**Provided text**.
#####

Richard J Van Wagoner

Those who follow my blog know I exploit my father's absence. Always filled with Christmas surprises, he died five years ago today. I have invited him to visit me from the dead to object to my featuring his art as part of my blog and revoke the license his estate gave me. So far he approves, I suppose. Until that visitation, I hope my writing complements rather than sullies his work. Unless I quote from him, the words are mine, not his, and any interpretation of his work I may suggest is just that, a suggestion. I am presumptuous enough to believe he would mostly approve of my combining his work and my words, even if he disagreed with my point of view. That I think is more important than what I think.

#####

**Recorded information**.

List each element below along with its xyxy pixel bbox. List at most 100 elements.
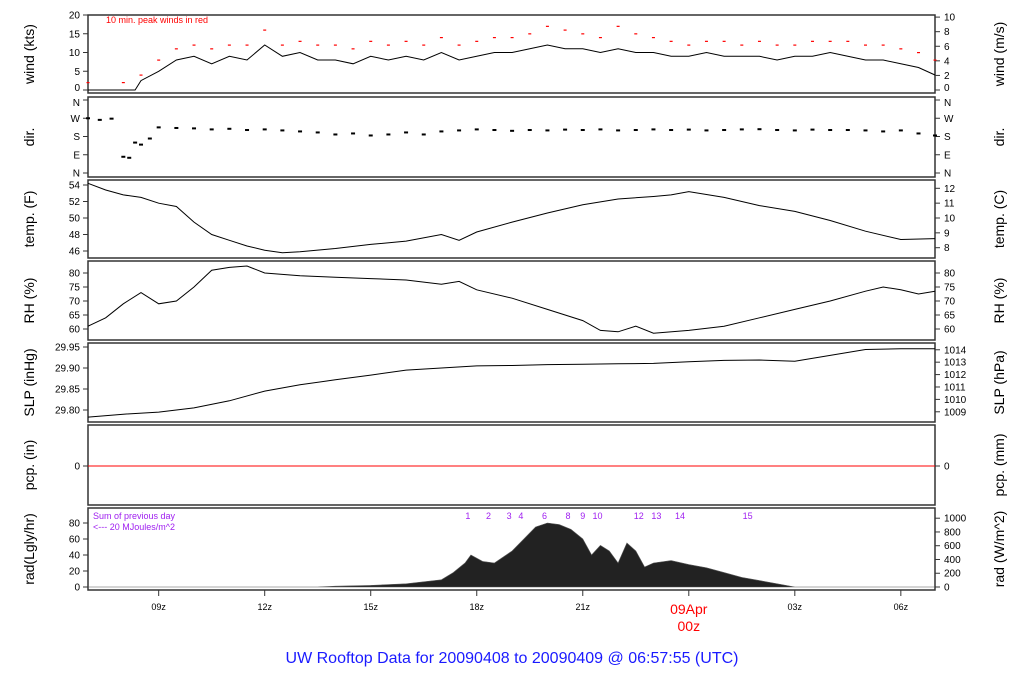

#####

**Written tasks**.
1. Answer these about the Van Wagoner text, one per line:
(a) How long ago did the father die?
(b) What did his estate give the writer?
(c) Unless the father is quoted, whose words appear?
2. Please quote the Van Wagoner text from "Those who follow" up to and including "what I think.".

**Task-by-task answers**.
1.
(a) Five years ago today.
(b) The license to feature his art.
(c) The writer's own, not the father's.

2.
Those who follow my blog know I exploit my father's absence. Always filled with Christmas surprises, he died five years ago today. I have invited him to visit me from the dead to object to my featuring his art as part of my blog and revoke the license his estate gave me. So far he approves, I suppose. Until that visitation, I hope my writing complements rather than sullies his work. Unless I quote from him, the words are mine, not his, and any interpretation of his work I may suggest is just that, a suggestion. I am presumptuous enough to believe he would mostly approve of my combining his work and my words, even if he disagreed with my point of view. That I think is more important than what I think.